___ DATASET RECORDS ___
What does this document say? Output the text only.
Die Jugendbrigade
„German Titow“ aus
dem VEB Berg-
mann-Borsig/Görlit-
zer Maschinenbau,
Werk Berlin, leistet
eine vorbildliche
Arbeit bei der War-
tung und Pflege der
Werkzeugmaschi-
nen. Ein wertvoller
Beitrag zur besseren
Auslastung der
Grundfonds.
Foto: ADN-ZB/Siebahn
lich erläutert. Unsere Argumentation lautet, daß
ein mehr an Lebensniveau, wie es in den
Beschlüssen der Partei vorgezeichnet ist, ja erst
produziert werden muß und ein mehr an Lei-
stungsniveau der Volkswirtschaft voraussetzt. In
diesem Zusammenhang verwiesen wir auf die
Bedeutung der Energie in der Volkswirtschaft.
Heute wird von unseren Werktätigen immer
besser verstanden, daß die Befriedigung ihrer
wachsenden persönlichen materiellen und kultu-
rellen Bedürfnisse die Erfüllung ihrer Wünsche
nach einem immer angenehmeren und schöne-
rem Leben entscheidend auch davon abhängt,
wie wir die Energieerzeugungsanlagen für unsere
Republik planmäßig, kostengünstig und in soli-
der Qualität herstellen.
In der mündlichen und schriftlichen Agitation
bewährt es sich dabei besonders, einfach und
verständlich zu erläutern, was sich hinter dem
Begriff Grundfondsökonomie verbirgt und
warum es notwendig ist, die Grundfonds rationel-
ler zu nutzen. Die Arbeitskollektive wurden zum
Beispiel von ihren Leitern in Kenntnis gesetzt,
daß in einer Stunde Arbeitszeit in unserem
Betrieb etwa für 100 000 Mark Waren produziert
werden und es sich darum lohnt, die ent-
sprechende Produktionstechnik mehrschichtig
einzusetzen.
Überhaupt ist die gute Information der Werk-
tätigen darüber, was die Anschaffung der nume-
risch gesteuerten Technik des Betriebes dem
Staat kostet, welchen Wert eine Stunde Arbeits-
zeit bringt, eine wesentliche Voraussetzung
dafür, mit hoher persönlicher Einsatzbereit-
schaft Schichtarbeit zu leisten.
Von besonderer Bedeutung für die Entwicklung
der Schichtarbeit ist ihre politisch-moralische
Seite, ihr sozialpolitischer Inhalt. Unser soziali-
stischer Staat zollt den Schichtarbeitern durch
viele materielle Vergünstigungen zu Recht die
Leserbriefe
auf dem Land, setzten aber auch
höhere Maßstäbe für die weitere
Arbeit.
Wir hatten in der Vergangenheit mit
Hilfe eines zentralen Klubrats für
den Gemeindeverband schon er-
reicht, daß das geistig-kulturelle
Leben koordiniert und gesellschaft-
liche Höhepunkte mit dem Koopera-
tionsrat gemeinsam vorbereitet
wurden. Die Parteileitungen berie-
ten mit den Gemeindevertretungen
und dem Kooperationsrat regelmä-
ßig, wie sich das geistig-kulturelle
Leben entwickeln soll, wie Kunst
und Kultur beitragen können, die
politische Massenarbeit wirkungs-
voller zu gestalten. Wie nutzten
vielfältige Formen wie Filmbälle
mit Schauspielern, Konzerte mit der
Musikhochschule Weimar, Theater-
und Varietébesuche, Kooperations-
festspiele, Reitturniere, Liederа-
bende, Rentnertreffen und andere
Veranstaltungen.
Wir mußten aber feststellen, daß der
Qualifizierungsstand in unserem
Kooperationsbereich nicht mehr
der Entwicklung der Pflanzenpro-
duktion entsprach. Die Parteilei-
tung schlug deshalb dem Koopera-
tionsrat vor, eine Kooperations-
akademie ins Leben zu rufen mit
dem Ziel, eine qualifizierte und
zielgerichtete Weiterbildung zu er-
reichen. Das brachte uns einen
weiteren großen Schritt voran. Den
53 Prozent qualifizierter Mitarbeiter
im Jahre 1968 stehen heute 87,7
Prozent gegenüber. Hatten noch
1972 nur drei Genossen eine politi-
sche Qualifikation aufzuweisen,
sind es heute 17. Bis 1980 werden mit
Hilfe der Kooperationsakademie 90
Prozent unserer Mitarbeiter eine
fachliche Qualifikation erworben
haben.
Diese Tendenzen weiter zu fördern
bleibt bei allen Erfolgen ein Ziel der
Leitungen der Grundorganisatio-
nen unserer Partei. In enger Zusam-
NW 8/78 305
___
CHALLENGE – Looking at the records above, say how many lines hold the string "Bedeutung". Write nothing but the number.

REPLY TO THE EXERCISE – 2